- [STATED TASK] The listing below must be repeated word for word, with its images excluded.

- [GIVEN DATA]
** begin **
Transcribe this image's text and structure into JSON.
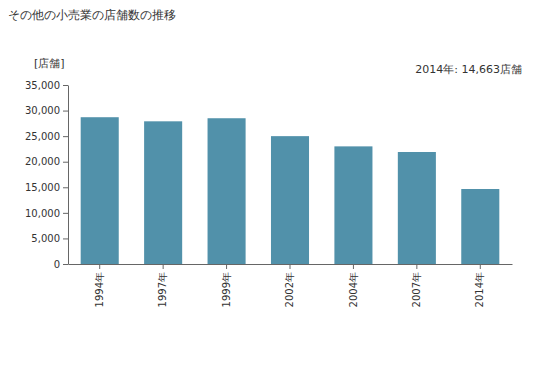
{
  "chart_data": {
    "type": "bar",
    "title": "その他の小売業の店舗数の推移",
    "y_label": "[店舗]",
    "annotation": "2014年: 14,663店舗",
    "categories": [
      "1994年",
      "1997年",
      "1999年",
      "2002年",
      "2004年",
      "2007年",
      "2014年"
    ],
    "values": [
      28700,
      27900,
      28500,
      25000,
      23000,
      21900,
      14663
    ],
    "color": "#5191aa",
    "ylim": [
      0,
      35000
    ],
    "yticks": [
      0,
      {
        "value": 5000,
        "label": "5,000"
      },
      {
        "value": 10000,
        "label": "10,000"
      },
      {
        "value": 15000,
        "label": "15,000"
      },
      {
        "value": 20000,
        "label": "20,000"
      },
      {
        "value": 25000,
        "label": "25,000"
      },
      {
        "value": 30000,
        "label": "30,000"
      },
      {
        "value": 35000,
        "label": "35,000"
      }
    ],
    "grid": false
  }
}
** end **
- [FINAL RESULT]
Transcribe this image's text and structure into JSON.
{
  "chart_data": {
    "type": "bar",
    "title": "その他の小売業の店舗数の推移",
    "y_label": "[店舗]",
    "annotation": "2014年: 14,663店舗",
    "categories": [
      "1994年",
      "1997年",
      "1999年",
      "2002年",
      "2004年",
      "2007年",
      "2014年"
    ],
    "values": [
      28700,
      27900,
      28500,
      25000,
      23000,
      21900,
      14663
    ],
    "color": "#5191aa",
    "ylim": [
      0,
      35000
    ],
    "yticks": [
      0,
      {
        "value": 5000,
        "label": "5,000"
      },
      {
        "value": 10000,
        "label": "10,000"
      },
      {
        "value": 15000,
        "label": "15,000"
      },
      {
        "value": 20000,
        "label": "20,000"
      },
      {
        "value": 25000,
        "label": "25,000"
      },
      {
        "value": 30000,
        "label": "30,000"
      },
      {
        "value": 35000,
        "label": "35,000"
      }
    ],
    "grid": false
  }
}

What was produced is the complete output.